## REQUIREMENTS
Quote, verbatim, all material below, without pictures.
—————
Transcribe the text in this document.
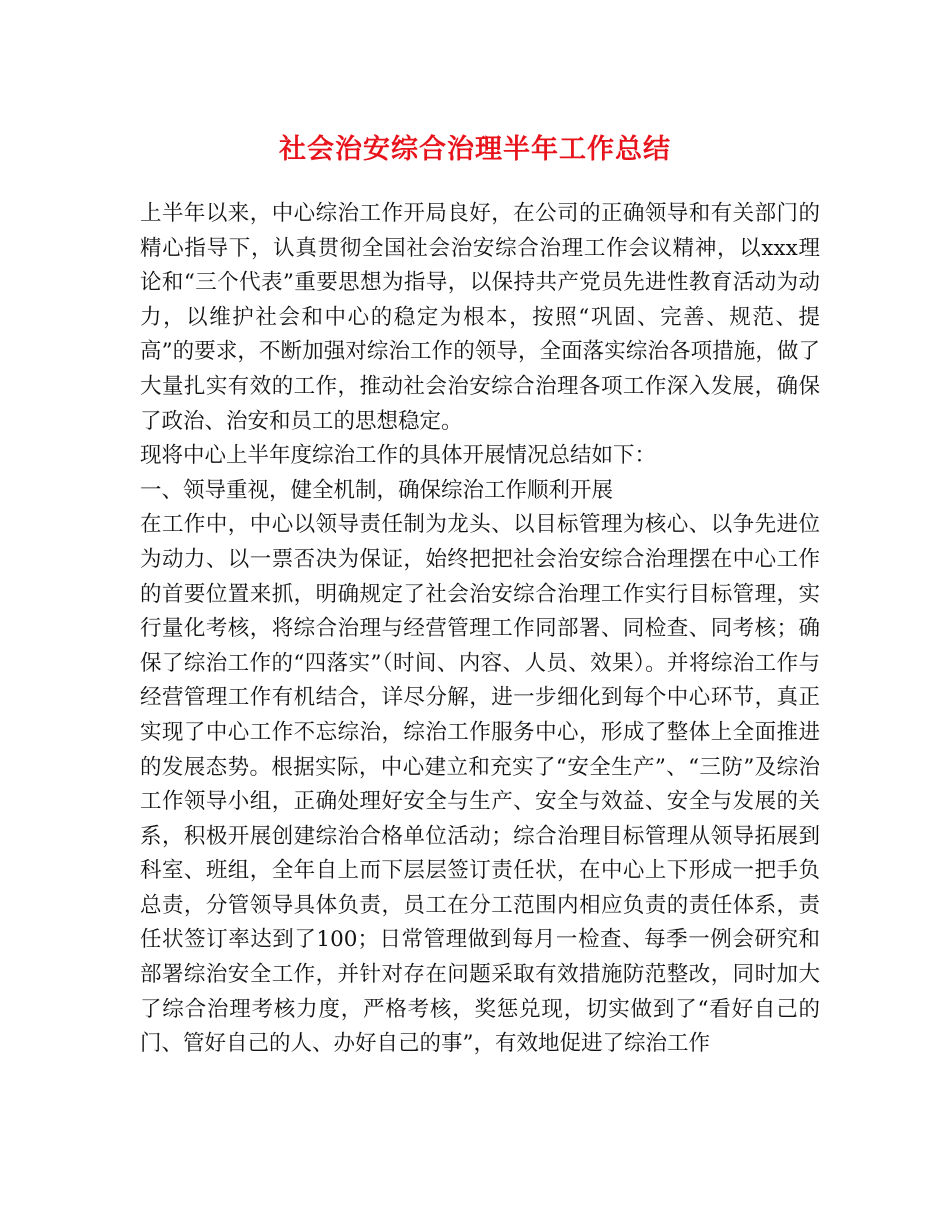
社会治安综合治理半年工作总结

上半年以来，中心综治工作开局良好，在公司的正确领导和有关部门的精心指导下，认真贯彻全国社会治安综合治理工作会议精神，以xxx理论和“三个代表”重要思想为指导，以保持共产党员先进性教育活动为动力，以维护社会和中心的稳定为根本，按照“巩固、完善、规范、提高”的要求，不断加强对综治工作的领导，全面落实综治各项措施，做了大量扎实有效的工作，推动社会治安综合治理各项工作深入发展，确保了政治、治安和员工的思想稳定。

现将中心上半年度综治工作的具体开展情况总结如下：

一、领导重视，健全机制，确保综治工作顺利开展

在工作中，中心以领导责任制为龙头、以目标管理为核心、以争先进位为动力、以一票否决为保证，始终把把社会治安综合治理摆在中心工作的首要位置来抓，明确规定了社会治安综合治理工作实行目标管理，实行量化考核，将综合治理与经营管理工作同部署、同检查、同考核；确保了综治工作的“四落实”（时间、内容、人员、效果）。并将综治工作与经营管理工作有机结合，详尽分解，进一步细化到每个中心环节，真正实现了中心工作不忘综治，综治工作服务中心，形成了整体上全面推进的发展态势。根据实际，中心建立和充实了“安全生产”、“三防”及综治工作领导小组，正确处理好安全与生产、安全与效益、安全与发展的关系，积极开展创建综治合格单位活动；综合治理目标管理从领导拓展到科室、班组，全年自上而下层层签订责任状，在中心上下形成一把手负总责，分管领导具体负责，员工在分工范围内相应负责的责任体系，责任状签订率达到了100；日常管理做到每月一检查、每季一例会研究和部署综治安全工作，并针对存在问题采取有效措施防范整改，同时加大了综合治理考核力度，严格考核，奖惩兑现，切实做到了“看好自己的门、管好自己的人、办好自己的事”，有效地促进了综治工作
—————
## EXERCISE SOLUTION
Transcribe the text in this document.
社会治安综合治理半年工作总结

上半年以来，中心综治工作开局良好，在公司的正确领导和有关部门的精心指导下，认真贯彻全国社会治安综合治理工作会议精神，以xxx理论和“三个代表”重要思想为指导，以保持共产党员先进性教育活动为动力，以维护社会和中心的稳定为根本，按照“巩固、完善、规范、提高”的要求，不断加强对综治工作的领导，全面落实综治各项措施，做了大量扎实有效的工作，推动社会治安综合治理各项工作深入发展，确保了政治、治安和员工的思想稳定。

现将中心上半年度综治工作的具体开展情况总结如下：

一、领导重视，健全机制，确保综治工作顺利开展

在工作中，中心以领导责任制为龙头、以目标管理为核心、以争先进位为动力、以一票否决为保证，始终把把社会治安综合治理摆在中心工作的首要位置来抓，明确规定了社会治安综合治理工作实行目标管理，实行量化考核，将综合治理与经营管理工作同部署、同检查、同考核；确保了综治工作的“四落实”（时间、内容、人员、效果）。并将综治工作与经营管理工作有机结合，详尽分解，进一步细化到每个中心环节，真正实现了中心工作不忘综治，综治工作服务中心，形成了整体上全面推进的发展态势。根据实际，中心建立和充实了“安全生产”、“三防”及综治工作领导小组，正确处理好安全与生产、安全与效益、安全与发展的关系，积极开展创建综治合格单位活动；综合治理目标管理从领导拓展到科室、班组，全年自上而下层层签订责任状，在中心上下形成一把手负总责，分管领导具体负责，员工在分工范围内相应负责的责任体系，责任状签订率达到了100；日常管理做到每月一检查、每季一例会研究和部署综治安全工作，并针对存在问题采取有效措施防范整改，同时加大了综合治理考核力度，严格考核，奖惩兑现，切实做到了“看好自己的门、管好自己的人、办好自己的事”，有效地促进了综治工作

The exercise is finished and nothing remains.